Given problem -
Reproduce the entries exactly.

Dataset rows -
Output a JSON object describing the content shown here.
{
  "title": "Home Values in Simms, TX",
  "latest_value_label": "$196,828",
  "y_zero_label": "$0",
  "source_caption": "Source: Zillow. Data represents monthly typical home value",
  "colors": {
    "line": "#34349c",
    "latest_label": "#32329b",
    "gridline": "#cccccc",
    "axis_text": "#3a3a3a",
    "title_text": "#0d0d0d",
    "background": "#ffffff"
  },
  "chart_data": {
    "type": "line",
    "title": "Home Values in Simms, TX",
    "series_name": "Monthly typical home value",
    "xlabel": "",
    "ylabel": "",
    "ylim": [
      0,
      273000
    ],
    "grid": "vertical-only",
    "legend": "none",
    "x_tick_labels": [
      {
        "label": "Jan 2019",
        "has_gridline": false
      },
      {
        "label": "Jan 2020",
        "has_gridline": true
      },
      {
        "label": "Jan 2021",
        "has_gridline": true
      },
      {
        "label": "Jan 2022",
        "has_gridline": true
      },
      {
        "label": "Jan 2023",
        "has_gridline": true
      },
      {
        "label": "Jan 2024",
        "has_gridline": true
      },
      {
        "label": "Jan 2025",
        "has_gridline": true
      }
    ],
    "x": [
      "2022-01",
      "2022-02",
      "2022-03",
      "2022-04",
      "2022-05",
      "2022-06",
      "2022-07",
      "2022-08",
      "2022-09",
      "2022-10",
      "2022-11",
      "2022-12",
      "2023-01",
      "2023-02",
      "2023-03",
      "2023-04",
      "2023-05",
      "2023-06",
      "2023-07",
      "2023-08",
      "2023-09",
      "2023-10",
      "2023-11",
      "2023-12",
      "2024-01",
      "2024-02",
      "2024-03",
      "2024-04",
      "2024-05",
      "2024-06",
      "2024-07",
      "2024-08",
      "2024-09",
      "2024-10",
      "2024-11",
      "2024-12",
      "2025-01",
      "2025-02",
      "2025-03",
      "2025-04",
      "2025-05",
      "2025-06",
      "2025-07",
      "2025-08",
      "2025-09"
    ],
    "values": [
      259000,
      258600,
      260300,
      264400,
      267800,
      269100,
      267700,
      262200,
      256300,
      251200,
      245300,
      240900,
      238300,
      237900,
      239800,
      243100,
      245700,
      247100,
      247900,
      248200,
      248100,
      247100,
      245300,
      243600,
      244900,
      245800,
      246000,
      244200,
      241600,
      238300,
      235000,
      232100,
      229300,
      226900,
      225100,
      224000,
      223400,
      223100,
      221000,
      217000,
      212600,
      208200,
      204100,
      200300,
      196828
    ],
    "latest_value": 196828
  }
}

Written response -
Output a JSON object describing the content shown here.
{
  "title": "Home Values in Simms, TX",
  "latest_value_label": "$196,828",
  "y_zero_label": "$0",
  "source_caption": "Source: Zillow. Data represents monthly typical home value",
  "colors": {
    "line": "#34349c",
    "latest_label": "#32329b",
    "gridline": "#cccccc",
    "axis_text": "#3a3a3a",
    "title_text": "#0d0d0d",
    "background": "#ffffff"
  },
  "chart_data": {
    "type": "line",
    "title": "Home Values in Simms, TX",
    "series_name": "Monthly typical home value",
    "xlabel": "",
    "ylabel": "",
    "ylim": [
      0,
      273000
    ],
    "grid": "vertical-only",
    "legend": "none",
    "x_tick_labels": [
      {
        "label": "Jan 2019",
        "has_gridline": false
      },
      {
        "label": "Jan 2020",
        "has_gridline": true
      },
      {
        "label": "Jan 2021",
        "has_gridline": true
      },
      {
        "label": "Jan 2022",
        "has_gridline": true
      },
      {
        "label": "Jan 2023",
        "has_gridline": true
      },
      {
        "label": "Jan 2024",
        "has_gridline": true
      },
      {
        "label": "Jan 2025",
        "has_gridline": true
      }
    ],
    "x": [
      "2022-01",
      "2022-02",
      "2022-03",
      "2022-04",
      "2022-05",
      "2022-06",
      "2022-07",
      "2022-08",
      "2022-09",
      "2022-10",
      "2022-11",
      "2022-12",
      "2023-01",
      "2023-02",
      "2023-03",
      "2023-04",
      "2023-05",
      "2023-06",
      "2023-07",
      "2023-08",
      "2023-09",
      "2023-10",
      "2023-11",
      "2023-12",
      "2024-01",
      "2024-02",
      "2024-03",
      "2024-04",
      "2024-05",
      "2024-06",
      "2024-07",
      "2024-08",
      "2024-09",
      "2024-10",
      "2024-11",
      "2024-12",
      "2025-01",
      "2025-02",
      "2025-03",
      "2025-04",
      "2025-05",
      "2025-06",
      "2025-07",
      "2025-08",
      "2025-09"
    ],
    "values": [
      259000,
      258600,
      260300,
      264400,
      267800,
      269100,
      267700,
      262200,
      256300,
      251200,
      245300,
      240900,
      238300,
      237900,
      239800,
      243100,
      245700,
      247100,
      247900,
      248200,
      248100,
      247100,
      245300,
      243600,
      244900,
      245800,
      246000,
      244200,
      241600,
      238300,
      235000,
      232100,
      229300,
      226900,
      225100,
      224000,
      223400,
      223100,
      221000,
      217000,
      212600,
      208200,
      204100,
      200300,
      196828
    ],
    "latest_value": 196828
  }
}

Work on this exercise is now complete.